## [Problem statement]
For the listing below, give the number of lines in which "will" occurs. Add nothing.

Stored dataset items
****
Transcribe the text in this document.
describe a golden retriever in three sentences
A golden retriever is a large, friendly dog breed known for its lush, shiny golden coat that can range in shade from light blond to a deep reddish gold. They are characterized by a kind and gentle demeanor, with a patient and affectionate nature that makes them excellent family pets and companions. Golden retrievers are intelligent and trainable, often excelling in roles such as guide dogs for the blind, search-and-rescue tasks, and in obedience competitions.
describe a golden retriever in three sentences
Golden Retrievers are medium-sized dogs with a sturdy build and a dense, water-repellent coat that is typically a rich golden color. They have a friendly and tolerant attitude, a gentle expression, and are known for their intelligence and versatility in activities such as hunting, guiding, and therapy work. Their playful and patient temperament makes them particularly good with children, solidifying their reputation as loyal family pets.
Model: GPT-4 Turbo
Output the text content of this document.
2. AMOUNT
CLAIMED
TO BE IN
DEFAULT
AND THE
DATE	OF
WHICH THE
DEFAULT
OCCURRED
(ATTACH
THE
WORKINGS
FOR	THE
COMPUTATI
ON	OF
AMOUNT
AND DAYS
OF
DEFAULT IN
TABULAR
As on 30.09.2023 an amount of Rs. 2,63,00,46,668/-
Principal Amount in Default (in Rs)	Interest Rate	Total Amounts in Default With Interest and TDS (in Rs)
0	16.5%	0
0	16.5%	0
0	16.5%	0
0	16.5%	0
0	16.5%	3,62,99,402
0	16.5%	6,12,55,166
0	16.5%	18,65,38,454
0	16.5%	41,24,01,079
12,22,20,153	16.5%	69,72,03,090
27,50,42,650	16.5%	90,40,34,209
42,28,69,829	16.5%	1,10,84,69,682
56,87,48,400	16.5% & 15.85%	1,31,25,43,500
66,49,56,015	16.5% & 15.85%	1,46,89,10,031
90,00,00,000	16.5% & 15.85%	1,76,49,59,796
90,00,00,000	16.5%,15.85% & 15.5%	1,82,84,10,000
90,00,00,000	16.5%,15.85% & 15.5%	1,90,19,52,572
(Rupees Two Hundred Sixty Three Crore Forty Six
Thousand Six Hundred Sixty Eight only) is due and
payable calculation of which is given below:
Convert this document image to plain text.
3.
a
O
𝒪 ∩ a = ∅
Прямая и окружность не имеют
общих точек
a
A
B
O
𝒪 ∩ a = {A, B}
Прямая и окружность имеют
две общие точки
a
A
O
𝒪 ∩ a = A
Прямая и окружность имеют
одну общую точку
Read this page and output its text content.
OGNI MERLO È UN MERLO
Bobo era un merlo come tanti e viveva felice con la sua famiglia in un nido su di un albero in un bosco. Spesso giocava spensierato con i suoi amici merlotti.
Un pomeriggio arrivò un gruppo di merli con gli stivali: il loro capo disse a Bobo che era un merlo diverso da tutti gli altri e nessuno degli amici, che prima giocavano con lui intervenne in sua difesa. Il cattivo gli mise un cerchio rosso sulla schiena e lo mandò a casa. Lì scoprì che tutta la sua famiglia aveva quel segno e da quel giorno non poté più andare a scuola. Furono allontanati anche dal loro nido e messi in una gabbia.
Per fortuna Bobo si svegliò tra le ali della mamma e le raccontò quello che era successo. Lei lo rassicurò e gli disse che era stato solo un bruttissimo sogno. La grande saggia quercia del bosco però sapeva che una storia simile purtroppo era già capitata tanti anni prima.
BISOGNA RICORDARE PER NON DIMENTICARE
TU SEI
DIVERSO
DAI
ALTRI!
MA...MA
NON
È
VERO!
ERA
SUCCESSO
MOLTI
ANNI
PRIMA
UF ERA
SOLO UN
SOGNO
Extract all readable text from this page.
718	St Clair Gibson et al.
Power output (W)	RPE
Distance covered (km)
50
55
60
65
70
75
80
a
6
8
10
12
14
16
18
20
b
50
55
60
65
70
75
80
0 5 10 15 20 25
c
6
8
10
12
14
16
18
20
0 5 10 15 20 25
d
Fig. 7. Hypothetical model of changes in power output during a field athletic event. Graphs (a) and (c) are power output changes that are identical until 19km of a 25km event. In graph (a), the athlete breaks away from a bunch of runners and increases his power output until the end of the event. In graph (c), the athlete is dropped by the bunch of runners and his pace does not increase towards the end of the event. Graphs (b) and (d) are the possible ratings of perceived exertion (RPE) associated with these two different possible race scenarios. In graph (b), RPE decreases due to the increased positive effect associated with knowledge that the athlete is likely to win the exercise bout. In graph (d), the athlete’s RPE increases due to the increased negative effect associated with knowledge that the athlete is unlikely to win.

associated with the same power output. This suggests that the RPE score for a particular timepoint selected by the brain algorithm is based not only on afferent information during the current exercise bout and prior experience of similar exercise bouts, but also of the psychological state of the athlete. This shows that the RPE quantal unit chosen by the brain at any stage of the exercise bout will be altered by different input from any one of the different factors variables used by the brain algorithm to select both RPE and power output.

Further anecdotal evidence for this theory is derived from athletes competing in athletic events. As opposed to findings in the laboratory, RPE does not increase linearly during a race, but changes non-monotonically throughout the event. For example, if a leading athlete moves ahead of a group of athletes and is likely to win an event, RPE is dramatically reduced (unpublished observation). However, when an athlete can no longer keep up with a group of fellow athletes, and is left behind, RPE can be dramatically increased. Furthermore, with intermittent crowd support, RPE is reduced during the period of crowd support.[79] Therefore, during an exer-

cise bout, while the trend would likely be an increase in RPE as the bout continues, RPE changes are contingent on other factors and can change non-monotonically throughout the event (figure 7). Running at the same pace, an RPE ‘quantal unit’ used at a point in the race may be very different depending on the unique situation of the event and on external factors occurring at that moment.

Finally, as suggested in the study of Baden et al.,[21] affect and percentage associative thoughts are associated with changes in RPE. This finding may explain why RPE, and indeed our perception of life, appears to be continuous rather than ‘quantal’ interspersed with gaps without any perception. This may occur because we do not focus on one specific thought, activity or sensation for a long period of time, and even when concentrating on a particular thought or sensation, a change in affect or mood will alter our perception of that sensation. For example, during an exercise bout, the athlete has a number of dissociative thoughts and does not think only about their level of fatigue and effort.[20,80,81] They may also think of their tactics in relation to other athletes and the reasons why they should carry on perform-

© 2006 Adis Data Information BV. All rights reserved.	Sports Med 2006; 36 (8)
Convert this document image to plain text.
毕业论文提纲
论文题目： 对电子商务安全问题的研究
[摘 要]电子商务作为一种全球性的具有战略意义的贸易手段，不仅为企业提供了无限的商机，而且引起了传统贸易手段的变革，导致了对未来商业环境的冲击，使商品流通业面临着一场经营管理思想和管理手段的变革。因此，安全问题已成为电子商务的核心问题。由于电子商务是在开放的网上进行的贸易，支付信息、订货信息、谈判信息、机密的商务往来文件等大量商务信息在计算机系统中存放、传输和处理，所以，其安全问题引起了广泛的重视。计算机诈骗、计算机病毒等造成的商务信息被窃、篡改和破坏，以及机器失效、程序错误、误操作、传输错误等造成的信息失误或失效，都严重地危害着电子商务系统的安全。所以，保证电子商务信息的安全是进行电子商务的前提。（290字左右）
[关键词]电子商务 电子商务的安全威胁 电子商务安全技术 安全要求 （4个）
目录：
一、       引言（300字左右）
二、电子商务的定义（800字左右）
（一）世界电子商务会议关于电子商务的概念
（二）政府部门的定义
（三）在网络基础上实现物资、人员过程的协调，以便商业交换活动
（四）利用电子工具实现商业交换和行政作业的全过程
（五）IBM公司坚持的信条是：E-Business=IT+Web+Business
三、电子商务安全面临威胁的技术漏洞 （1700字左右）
****
## [Task solution]
2